Records from a collection
★ ★ ★ ★ ★
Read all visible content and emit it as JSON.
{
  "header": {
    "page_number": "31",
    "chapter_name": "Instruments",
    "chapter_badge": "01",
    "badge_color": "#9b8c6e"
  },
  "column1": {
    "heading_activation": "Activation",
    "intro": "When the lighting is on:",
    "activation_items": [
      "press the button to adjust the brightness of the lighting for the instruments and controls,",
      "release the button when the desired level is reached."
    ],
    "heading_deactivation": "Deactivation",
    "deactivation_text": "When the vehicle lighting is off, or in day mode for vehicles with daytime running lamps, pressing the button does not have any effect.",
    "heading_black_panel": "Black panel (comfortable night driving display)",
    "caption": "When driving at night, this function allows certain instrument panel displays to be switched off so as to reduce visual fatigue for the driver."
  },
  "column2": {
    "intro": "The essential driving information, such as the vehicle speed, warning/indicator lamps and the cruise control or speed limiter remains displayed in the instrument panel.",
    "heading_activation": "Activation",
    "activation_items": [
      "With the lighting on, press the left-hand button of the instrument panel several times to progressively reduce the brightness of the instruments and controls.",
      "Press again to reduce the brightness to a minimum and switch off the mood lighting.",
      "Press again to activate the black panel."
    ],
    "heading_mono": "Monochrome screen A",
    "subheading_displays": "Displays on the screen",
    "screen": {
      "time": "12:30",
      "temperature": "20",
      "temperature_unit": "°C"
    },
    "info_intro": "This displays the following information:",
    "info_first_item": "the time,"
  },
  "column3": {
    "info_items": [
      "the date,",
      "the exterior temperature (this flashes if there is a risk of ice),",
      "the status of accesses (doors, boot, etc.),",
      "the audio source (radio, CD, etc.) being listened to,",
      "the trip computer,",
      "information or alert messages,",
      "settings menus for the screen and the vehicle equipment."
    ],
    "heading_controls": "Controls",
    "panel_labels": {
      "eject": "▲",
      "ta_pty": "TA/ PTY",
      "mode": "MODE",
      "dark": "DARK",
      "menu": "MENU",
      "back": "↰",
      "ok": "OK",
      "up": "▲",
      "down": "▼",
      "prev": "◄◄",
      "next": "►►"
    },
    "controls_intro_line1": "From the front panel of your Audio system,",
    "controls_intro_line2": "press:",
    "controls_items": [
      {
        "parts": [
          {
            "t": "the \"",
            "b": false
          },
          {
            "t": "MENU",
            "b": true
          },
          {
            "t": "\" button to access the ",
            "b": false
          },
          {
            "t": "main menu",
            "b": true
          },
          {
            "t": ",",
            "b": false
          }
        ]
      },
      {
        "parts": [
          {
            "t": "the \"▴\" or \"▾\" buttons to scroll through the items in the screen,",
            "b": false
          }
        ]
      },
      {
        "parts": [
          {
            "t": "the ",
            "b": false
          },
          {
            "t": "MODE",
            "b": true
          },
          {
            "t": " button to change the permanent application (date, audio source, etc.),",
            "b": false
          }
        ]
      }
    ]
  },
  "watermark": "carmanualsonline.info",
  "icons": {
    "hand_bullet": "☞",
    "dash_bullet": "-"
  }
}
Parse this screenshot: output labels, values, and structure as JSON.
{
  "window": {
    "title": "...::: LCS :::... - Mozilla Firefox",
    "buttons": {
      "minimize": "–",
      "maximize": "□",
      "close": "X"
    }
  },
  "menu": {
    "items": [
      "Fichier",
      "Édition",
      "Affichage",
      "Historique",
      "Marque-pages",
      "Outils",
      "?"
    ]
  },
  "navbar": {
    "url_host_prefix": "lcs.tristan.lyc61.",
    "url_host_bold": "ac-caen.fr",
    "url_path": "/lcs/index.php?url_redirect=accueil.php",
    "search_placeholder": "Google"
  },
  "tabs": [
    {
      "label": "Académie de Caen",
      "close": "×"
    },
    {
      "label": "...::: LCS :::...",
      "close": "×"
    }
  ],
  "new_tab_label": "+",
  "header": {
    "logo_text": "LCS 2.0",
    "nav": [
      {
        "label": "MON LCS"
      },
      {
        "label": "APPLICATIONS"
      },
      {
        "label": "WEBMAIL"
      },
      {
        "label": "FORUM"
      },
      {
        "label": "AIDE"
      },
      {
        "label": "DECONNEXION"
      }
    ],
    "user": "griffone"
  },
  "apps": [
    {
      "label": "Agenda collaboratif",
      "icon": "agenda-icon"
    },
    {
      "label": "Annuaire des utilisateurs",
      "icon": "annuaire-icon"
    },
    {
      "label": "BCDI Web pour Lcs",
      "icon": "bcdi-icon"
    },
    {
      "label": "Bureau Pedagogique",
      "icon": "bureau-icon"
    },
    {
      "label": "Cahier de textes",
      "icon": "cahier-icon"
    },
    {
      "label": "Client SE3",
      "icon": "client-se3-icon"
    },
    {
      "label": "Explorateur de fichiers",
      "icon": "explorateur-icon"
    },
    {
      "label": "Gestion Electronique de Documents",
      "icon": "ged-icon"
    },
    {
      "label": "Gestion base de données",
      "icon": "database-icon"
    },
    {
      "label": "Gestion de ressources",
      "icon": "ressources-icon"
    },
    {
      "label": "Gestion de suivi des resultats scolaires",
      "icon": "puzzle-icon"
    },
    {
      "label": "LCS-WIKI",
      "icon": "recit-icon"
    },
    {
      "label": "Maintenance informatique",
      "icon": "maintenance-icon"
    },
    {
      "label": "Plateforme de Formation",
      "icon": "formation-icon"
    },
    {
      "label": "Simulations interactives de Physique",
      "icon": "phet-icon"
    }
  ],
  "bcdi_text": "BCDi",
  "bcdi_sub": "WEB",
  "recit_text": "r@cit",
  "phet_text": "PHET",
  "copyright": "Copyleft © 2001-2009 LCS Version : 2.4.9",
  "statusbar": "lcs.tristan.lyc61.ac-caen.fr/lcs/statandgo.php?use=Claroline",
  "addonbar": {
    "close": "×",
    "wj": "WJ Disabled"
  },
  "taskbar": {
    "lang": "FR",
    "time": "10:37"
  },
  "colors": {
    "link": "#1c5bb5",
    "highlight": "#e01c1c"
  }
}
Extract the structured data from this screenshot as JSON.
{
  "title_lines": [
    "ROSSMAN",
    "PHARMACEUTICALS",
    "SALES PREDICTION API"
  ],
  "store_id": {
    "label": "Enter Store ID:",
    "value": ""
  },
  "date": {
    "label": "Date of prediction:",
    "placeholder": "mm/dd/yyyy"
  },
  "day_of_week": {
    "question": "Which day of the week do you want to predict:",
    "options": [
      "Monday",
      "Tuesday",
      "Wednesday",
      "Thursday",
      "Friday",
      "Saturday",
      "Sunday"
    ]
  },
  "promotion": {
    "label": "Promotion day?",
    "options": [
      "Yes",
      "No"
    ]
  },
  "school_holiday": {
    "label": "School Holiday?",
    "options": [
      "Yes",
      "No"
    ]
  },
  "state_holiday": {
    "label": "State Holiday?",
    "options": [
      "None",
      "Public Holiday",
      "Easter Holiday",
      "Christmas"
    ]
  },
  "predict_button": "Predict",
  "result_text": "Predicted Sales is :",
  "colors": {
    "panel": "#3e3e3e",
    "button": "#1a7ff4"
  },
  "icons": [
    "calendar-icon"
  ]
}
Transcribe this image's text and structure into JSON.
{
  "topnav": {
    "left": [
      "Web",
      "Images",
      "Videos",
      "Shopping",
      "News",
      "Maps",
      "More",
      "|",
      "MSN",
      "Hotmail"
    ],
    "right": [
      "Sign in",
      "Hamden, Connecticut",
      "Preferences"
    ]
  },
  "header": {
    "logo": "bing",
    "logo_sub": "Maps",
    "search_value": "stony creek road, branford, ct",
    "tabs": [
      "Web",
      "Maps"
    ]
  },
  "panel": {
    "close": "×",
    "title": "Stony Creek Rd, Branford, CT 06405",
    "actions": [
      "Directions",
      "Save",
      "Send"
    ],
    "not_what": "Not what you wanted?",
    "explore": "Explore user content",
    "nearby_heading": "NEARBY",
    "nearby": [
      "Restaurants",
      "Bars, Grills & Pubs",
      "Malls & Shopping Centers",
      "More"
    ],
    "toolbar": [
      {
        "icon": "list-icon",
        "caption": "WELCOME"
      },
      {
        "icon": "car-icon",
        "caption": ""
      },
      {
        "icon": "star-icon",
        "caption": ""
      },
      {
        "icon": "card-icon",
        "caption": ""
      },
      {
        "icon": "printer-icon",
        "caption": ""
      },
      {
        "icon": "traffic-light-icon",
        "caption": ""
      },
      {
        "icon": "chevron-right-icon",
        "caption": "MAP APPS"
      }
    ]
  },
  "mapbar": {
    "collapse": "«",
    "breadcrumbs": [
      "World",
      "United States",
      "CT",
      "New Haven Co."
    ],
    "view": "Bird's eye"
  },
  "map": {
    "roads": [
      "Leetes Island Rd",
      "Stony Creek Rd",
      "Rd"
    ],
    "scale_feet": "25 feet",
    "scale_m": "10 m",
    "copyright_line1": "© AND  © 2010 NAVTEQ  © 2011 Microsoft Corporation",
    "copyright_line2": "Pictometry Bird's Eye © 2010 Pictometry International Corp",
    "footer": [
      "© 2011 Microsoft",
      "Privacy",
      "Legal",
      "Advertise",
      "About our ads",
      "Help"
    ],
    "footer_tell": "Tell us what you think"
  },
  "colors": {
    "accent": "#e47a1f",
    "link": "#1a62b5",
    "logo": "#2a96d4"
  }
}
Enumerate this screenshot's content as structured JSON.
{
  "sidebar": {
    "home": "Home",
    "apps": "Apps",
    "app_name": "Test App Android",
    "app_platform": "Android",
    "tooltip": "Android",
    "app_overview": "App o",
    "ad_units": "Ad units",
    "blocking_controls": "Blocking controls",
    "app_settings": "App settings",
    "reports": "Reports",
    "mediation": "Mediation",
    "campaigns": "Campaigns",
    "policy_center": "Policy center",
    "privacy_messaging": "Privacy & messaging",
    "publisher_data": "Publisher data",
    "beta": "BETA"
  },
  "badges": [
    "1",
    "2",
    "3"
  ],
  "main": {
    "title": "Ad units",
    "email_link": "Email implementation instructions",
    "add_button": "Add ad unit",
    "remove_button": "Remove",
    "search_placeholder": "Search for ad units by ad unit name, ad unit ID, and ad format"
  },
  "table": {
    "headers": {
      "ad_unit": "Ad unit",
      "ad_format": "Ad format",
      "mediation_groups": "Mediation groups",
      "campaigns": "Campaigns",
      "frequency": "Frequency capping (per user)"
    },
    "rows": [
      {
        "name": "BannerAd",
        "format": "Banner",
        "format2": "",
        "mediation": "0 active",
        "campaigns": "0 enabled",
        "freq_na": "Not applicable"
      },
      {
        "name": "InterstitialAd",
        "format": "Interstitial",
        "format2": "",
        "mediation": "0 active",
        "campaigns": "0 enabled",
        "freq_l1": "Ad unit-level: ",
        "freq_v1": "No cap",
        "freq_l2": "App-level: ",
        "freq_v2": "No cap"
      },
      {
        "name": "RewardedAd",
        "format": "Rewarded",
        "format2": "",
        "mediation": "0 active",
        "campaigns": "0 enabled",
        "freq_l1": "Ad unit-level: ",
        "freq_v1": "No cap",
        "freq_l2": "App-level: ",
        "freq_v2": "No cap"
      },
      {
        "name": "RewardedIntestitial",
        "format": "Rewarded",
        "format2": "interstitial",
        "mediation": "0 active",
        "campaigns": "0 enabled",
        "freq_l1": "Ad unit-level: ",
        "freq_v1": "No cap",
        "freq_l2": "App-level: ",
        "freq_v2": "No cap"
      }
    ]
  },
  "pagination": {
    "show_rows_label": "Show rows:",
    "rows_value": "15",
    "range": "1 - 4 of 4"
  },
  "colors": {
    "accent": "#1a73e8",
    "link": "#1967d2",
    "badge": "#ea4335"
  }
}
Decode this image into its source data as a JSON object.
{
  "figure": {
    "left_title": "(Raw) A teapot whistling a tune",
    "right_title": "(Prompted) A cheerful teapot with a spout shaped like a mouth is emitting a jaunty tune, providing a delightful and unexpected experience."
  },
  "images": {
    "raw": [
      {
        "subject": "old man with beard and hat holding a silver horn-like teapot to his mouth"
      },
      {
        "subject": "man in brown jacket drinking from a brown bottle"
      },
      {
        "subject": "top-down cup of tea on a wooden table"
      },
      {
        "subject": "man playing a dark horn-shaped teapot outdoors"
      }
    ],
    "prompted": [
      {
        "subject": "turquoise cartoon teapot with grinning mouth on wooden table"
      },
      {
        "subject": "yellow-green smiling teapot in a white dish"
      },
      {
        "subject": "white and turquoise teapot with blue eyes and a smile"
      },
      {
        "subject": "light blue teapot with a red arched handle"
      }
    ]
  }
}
★ ★ ★ ★ ★
» WHAT YOU SHOULD DO: Identify each line containing the string "mouth" and copy it out.

» RESULT OF THE TASK:
    "right_title": "(Prompted) A cheerful teapot with a spout shaped like a mouth is emitting a jaunty tune, providing a delightful and unexpected experience."
        "subject": "old man with beard and hat holding a silver horn-like teapot to his mouth"
        "subject": "turquoise cartoon teapot with grinning mouth on wooden table"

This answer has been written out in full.